## What to produce
Copy whichever lines contain the string "Antenna".

## Data for processing
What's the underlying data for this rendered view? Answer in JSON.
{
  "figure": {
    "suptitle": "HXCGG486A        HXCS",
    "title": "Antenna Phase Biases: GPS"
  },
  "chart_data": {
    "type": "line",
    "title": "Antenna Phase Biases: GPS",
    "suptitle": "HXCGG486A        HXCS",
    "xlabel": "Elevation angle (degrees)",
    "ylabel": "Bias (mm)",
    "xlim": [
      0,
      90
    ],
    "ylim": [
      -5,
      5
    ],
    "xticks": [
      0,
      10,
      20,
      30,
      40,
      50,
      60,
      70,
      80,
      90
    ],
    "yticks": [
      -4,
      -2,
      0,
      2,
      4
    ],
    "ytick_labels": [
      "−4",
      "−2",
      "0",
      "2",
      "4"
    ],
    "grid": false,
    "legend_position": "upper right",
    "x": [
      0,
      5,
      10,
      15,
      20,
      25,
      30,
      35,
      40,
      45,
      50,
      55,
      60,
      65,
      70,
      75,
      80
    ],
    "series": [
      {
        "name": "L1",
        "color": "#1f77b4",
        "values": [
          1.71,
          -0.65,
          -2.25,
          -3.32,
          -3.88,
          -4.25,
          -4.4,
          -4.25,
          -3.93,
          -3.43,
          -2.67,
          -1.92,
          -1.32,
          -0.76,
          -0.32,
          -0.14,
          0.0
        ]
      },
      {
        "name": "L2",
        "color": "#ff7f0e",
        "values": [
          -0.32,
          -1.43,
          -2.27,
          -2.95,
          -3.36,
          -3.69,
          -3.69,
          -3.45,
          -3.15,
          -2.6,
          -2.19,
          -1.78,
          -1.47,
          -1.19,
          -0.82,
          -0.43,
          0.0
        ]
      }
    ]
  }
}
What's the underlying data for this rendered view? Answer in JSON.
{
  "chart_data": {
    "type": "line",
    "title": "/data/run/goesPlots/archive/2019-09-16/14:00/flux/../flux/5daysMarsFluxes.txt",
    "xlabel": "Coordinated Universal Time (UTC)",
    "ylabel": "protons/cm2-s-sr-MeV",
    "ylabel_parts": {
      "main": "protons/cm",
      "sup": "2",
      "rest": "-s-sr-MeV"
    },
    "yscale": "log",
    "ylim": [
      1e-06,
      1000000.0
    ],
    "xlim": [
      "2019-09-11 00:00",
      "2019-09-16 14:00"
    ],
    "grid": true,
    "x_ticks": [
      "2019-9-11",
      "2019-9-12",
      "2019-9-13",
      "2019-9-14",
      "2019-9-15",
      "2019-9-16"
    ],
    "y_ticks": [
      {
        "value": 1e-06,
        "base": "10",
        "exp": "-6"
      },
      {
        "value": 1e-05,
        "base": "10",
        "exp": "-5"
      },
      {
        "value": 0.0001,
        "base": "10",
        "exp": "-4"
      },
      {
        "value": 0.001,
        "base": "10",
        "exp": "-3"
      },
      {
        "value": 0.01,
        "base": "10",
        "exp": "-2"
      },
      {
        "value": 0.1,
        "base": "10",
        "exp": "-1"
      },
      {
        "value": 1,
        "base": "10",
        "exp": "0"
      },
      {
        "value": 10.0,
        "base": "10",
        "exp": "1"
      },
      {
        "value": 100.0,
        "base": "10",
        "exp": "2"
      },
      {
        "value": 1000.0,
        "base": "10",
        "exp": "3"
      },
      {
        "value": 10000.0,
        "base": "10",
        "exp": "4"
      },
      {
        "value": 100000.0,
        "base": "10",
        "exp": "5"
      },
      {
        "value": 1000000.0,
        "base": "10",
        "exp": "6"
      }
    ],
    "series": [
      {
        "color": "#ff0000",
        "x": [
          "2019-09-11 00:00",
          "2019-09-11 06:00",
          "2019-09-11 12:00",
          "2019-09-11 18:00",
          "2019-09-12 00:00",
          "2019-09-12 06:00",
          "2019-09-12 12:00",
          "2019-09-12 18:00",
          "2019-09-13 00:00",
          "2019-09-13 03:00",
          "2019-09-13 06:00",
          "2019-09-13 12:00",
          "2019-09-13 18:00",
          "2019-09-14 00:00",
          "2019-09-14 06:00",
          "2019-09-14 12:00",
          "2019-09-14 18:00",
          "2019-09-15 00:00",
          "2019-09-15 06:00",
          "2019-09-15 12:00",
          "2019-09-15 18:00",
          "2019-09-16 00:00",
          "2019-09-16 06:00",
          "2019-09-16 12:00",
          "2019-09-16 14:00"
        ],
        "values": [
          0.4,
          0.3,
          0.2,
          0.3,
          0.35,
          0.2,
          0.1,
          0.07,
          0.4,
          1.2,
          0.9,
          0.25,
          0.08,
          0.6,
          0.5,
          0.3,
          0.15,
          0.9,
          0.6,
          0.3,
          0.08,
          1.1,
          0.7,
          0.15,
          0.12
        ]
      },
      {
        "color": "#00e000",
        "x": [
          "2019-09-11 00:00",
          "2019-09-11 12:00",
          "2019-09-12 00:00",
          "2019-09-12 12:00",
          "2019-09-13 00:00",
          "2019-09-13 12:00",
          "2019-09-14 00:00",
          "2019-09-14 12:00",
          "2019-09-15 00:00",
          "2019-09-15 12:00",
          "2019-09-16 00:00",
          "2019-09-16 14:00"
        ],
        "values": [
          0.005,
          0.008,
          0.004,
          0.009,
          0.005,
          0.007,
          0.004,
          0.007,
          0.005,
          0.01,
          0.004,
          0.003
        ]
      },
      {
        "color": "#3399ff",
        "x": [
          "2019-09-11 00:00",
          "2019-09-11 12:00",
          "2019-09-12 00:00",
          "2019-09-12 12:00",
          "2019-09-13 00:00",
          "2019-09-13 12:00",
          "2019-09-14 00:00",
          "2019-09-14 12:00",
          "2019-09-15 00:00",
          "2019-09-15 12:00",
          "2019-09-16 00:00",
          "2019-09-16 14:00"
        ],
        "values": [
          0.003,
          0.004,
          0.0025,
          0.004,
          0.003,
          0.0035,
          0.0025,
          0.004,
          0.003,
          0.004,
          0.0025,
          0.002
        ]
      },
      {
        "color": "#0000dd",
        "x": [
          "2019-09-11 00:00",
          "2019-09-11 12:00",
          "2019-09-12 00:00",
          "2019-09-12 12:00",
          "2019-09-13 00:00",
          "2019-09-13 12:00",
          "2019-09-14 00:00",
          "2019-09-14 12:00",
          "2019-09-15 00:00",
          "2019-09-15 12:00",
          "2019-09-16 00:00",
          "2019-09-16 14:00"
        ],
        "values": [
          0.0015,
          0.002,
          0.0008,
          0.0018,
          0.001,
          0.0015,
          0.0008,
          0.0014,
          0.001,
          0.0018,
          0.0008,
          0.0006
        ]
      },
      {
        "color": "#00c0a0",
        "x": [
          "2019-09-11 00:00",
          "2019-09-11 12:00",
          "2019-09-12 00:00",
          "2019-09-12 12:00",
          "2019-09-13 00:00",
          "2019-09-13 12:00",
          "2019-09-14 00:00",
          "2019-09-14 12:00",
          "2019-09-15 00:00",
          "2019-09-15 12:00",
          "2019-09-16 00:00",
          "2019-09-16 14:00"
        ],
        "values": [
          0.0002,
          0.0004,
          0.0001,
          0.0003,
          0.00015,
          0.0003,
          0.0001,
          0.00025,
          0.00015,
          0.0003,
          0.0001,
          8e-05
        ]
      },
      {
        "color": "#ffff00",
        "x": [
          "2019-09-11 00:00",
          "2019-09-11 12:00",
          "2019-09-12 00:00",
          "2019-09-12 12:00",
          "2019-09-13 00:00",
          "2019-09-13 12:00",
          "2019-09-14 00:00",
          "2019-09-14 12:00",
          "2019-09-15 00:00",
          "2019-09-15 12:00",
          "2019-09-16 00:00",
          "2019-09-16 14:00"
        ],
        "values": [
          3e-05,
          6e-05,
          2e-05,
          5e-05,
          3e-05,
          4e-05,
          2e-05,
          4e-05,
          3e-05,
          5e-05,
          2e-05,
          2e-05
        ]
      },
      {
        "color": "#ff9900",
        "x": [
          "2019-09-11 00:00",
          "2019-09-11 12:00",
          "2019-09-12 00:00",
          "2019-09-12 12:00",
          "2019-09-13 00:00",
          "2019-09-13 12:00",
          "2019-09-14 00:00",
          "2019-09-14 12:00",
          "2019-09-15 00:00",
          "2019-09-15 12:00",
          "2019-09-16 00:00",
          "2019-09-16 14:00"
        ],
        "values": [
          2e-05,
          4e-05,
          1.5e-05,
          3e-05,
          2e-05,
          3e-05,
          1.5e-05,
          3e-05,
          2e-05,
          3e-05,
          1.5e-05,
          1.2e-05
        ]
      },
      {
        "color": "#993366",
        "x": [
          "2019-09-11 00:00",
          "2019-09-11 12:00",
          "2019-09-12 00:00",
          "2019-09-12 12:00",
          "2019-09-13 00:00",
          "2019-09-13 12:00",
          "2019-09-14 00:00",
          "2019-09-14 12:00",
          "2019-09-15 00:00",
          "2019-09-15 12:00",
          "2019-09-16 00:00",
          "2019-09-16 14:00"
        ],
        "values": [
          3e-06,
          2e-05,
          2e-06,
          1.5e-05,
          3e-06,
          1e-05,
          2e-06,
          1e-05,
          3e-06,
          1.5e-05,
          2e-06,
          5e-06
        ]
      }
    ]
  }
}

## Written answer
    "title": "Antenna Phase Biases: GPS"
    "title": "Antenna Phase Biases: GPS",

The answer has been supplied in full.